- _THE REQUEST_
Look through the material and copy each line holding "title".
### PROVIDED ENTRIES ###
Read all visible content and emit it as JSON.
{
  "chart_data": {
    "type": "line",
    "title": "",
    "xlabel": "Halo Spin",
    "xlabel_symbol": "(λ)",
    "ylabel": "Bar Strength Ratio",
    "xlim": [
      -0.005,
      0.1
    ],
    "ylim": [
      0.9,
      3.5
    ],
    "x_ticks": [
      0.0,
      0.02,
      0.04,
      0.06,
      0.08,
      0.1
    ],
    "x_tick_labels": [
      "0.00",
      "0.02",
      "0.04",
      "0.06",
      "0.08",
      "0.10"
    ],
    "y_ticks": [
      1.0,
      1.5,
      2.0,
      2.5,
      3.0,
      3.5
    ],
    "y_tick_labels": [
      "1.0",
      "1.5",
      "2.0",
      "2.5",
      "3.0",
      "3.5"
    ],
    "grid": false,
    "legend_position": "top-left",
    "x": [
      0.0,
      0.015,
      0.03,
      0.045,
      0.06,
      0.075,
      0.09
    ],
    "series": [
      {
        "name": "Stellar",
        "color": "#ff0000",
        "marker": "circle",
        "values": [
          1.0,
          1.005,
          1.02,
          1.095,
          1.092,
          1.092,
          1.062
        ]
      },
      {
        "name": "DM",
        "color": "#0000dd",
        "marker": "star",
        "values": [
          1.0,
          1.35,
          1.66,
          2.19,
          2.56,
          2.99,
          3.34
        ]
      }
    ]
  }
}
###
### PROVIDED ENTRIES ###
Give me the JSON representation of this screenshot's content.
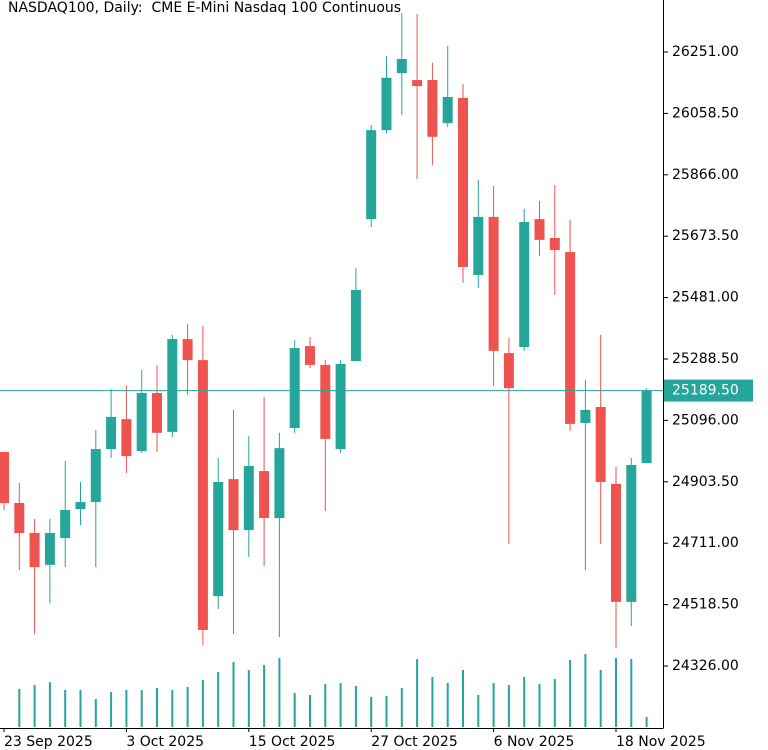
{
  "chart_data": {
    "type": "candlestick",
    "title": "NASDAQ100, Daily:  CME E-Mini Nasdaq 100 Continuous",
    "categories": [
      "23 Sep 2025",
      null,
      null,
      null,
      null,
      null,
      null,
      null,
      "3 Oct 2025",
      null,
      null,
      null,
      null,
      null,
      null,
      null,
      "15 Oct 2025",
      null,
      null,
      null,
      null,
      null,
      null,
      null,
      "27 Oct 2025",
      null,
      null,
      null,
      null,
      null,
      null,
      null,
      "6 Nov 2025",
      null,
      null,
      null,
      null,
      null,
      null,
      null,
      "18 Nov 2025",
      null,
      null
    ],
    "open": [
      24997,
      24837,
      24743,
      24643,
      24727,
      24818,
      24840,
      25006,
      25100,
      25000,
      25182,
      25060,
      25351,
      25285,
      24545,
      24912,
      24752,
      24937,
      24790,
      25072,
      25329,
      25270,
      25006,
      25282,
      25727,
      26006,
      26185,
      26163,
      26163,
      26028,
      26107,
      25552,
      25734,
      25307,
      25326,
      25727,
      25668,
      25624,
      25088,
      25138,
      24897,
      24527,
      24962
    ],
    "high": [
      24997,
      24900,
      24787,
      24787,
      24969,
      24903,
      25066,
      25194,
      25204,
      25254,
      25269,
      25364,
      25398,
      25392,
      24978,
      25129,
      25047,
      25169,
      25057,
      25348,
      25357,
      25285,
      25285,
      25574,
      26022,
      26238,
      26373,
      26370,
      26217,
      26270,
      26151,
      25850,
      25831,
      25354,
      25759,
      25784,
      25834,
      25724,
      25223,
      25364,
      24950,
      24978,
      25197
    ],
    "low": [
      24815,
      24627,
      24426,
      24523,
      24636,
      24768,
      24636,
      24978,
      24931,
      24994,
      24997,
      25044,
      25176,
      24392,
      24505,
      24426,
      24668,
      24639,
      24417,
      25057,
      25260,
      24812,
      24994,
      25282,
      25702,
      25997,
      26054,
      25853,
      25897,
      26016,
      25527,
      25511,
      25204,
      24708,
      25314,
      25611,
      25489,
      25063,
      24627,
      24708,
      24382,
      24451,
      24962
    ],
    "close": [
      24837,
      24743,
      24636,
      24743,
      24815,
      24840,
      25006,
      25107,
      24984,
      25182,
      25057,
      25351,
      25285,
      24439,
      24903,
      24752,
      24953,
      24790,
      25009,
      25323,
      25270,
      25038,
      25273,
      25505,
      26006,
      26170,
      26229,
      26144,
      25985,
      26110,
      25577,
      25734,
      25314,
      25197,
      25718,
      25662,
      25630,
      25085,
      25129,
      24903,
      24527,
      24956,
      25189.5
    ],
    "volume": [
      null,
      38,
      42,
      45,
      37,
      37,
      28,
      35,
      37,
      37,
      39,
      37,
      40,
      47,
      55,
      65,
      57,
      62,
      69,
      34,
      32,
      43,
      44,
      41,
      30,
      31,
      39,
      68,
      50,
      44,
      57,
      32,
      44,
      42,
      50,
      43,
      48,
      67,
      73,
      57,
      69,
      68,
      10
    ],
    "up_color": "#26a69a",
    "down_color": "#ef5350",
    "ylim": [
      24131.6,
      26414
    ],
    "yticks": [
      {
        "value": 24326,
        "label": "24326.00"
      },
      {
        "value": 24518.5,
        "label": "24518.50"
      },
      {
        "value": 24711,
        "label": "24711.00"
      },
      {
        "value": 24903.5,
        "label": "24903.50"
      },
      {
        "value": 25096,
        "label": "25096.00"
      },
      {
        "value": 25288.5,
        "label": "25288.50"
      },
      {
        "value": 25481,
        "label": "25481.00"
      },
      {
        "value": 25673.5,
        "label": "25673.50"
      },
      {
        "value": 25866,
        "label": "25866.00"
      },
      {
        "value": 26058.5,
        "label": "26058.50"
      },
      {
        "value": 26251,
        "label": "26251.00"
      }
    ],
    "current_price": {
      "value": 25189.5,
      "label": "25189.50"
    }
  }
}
###
- _CORRECT RESULT_
    "title": "",
    "title": "NASDAQ100, Daily:  CME E-Mini Nasdaq 100 Continuous",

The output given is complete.